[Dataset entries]
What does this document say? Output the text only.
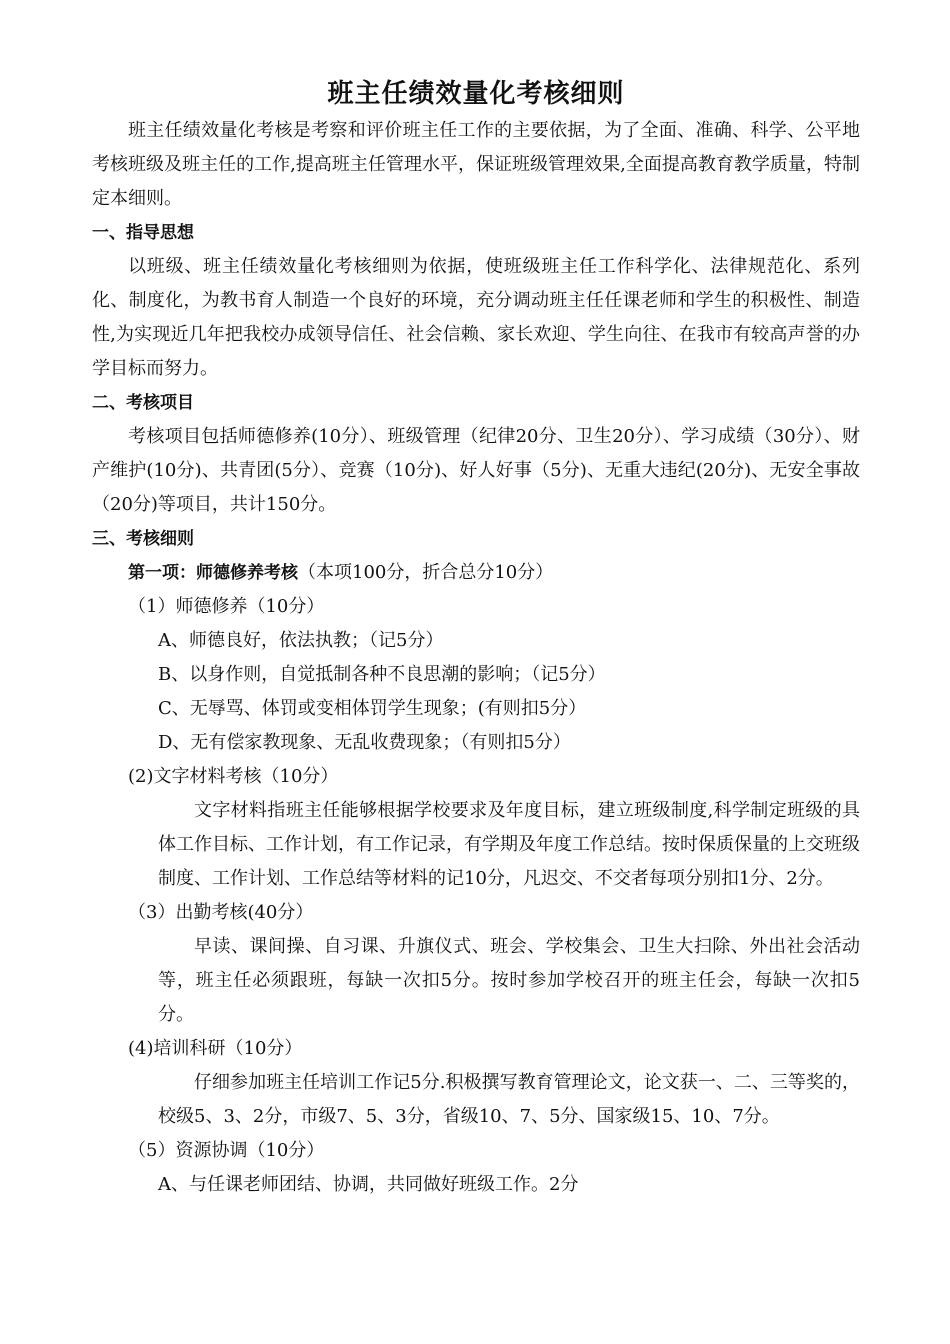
班主任绩效量化考核细则

班主任绩效量化考核是考察和评价班主任工作的主要依据，为了全面、准确、科学、公平地考核班级及班主任的工作,提高班主任管理水平，保证班级管理效果,全面提高教育教学质量，特制定本细则。

一、指导思想

以班级、班主任绩效量化考核细则为依据，使班级班主任工作科学化、法律规范化、系列化、制度化，为教书育人制造一个良好的环境，充分调动班主任任课老师和学生的积极性、制造性,为实现近几年把我校办成领导信任、社会信赖、家长欢迎、学生向往、在我市有较高声誉的办学目标而努力。

二、考核项目

考核项目包括师德修养(10分）、班级管理（纪律20分、卫生20分）、学习成绩（30分）、财产维护(10分)、共青团(5分）、竞赛（10分)、好人好事（5分)、无重大违纪(20分)、无安全事故（20分)等项目，共计150分。

三、考核细则

第一项：师德修养考核（本项100分，折合总分10分）

（1）师德修养（10分）

A、师德良好，依法执教；（记5分）

B、以身作则，自觉抵制各种不良思潮的影响；（记5分）

C、无辱骂、体罚或变相体罚学生现象；(有则扣5分）

D、无有偿家教现象、无乱收费现象；（有则扣5分）

(2)文字材料考核（10分）

文字材料指班主任能够根据学校要求及年度目标，建立班级制度,科学制定班级的具体工作目标、工作计划，有工作记录，有学期及年度工作总结。按时保质保量的上交班级制度、工作计划、工作总结等材料的记10分，凡迟交、不交者每项分别扣1分、2分。

（3）出勤考核(40分）

早读、课间操、自习课、升旗仪式、班会、学校集会、卫生大扫除、外出社会活动等，班主任必须跟班，每缺一次扣5分。按时参加学校召开的班主任会，每缺一次扣5分。

(4)培训科研（10分）

仔细参加班主任培训工作记5分.积极撰写教育管理论文，论文获一、二、三等奖的，校级5、3、2分，市级7、5、3分，省级10、7、5分、国家级15、10、7分。

（5）资源协调（10分）

A、与任课老师团结、协调，共同做好班级工作。2分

### AIM OF THE TASK
Drop the images and quote the entries word for word.

### CORRECT RESULT
What does this document say? Output the text only.
班主任绩效量化考核细则

班主任绩效量化考核是考察和评价班主任工作的主要依据，为了全面、准确、科学、公平地考核班级及班主任的工作,提高班主任管理水平，保证班级管理效果,全面提高教育教学质量，特制定本细则。

一、指导思想

以班级、班主任绩效量化考核细则为依据，使班级班主任工作科学化、法律规范化、系列化、制度化，为教书育人制造一个良好的环境，充分调动班主任任课老师和学生的积极性、制造性,为实现近几年把我校办成领导信任、社会信赖、家长欢迎、学生向往、在我市有较高声誉的办学目标而努力。

二、考核项目

考核项目包括师德修养(10分）、班级管理（纪律20分、卫生20分）、学习成绩（30分）、财产维护(10分)、共青团(5分）、竞赛（10分)、好人好事（5分)、无重大违纪(20分)、无安全事故（20分)等项目，共计150分。

三、考核细则

第一项：师德修养考核（本项100分，折合总分10分）

（1）师德修养（10分）

A、师德良好，依法执教；（记5分）

B、以身作则，自觉抵制各种不良思潮的影响；（记5分）

C、无辱骂、体罚或变相体罚学生现象；(有则扣5分）

D、无有偿家教现象、无乱收费现象；（有则扣5分）

(2)文字材料考核（10分）

文字材料指班主任能够根据学校要求及年度目标，建立班级制度,科学制定班级的具体工作目标、工作计划，有工作记录，有学期及年度工作总结。按时保质保量的上交班级制度、工作计划、工作总结等材料的记10分，凡迟交、不交者每项分别扣1分、2分。

（3）出勤考核(40分）

早读、课间操、自习课、升旗仪式、班会、学校集会、卫生大扫除、外出社会活动等，班主任必须跟班，每缺一次扣5分。按时参加学校召开的班主任会，每缺一次扣5分。

(4)培训科研（10分）

仔细参加班主任培训工作记5分.积极撰写教育管理论文，论文获一、二、三等奖的，校级5、3、2分，市级7、5、3分，省级10、7、5分、国家级15、10、7分。

（5）资源协调（10分）

A、与任课老师团结、协调，共同做好班级工作。2分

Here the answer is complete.